■ Exercise prompt ■
Set out every line bearing the string "name".

■ Data for processing ■
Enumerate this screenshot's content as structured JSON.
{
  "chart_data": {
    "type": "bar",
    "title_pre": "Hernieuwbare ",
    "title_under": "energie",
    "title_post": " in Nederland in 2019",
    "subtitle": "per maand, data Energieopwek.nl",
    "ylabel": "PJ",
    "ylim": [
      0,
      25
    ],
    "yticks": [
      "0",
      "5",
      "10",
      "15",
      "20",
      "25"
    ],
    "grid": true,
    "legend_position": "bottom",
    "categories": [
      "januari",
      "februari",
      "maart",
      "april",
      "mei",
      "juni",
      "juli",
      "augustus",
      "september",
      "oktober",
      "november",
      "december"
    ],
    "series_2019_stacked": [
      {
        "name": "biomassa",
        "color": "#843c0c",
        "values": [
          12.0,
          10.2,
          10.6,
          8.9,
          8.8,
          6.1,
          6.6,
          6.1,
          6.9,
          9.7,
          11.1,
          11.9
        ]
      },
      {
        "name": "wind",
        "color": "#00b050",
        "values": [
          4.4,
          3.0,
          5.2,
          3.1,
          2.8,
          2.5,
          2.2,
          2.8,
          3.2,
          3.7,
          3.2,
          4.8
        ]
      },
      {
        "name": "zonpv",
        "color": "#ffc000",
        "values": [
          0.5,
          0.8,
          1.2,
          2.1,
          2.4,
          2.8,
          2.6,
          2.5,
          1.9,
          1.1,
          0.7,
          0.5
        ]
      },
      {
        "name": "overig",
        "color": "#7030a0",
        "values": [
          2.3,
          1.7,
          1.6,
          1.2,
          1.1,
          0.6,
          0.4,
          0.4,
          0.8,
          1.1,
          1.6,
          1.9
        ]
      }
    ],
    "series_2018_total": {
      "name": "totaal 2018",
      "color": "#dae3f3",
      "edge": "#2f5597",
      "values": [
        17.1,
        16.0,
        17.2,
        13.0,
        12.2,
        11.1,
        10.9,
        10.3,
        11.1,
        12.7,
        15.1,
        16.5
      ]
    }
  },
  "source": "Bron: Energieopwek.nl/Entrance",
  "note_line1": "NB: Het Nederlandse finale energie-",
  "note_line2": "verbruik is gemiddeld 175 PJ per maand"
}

■ Task result ■
        "name": "biomassa",
        "name": "wind",
        "name": "zonpv",
        "name": "overig",
      "name": "totaal 2018",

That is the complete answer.